> _TASK_: Extract each record and reproduce it exactly.

** begin DATA FOR THE TASK **

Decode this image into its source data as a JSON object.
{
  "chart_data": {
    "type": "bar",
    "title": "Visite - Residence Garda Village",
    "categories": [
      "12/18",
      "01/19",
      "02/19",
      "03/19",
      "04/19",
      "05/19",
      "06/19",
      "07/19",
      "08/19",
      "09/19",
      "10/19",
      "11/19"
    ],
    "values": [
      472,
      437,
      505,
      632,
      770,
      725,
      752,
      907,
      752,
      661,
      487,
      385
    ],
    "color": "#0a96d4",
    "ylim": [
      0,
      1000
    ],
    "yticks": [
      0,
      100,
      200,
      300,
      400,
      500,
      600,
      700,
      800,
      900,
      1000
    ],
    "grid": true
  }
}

** end DATA FOR THE TASK **

> _RESULT OF THE TASK_:
Decode this image into its source data as a JSON object.
{
  "chart_data": {
    "type": "bar",
    "title": "Visite - Residence Garda Village",
    "categories": [
      "12/18",
      "01/19",
      "02/19",
      "03/19",
      "04/19",
      "05/19",
      "06/19",
      "07/19",
      "08/19",
      "09/19",
      "10/19",
      "11/19"
    ],
    "values": [
      472,
      437,
      505,
      632,
      770,
      725,
      752,
      907,
      752,
      661,
      487,
      385
    ],
    "color": "#0a96d4",
    "ylim": [
      0,
      1000
    ],
    "yticks": [
      0,
      100,
      200,
      300,
      400,
      500,
      600,
      700,
      800,
      900,
      1000
    ],
    "grid": true
  }
}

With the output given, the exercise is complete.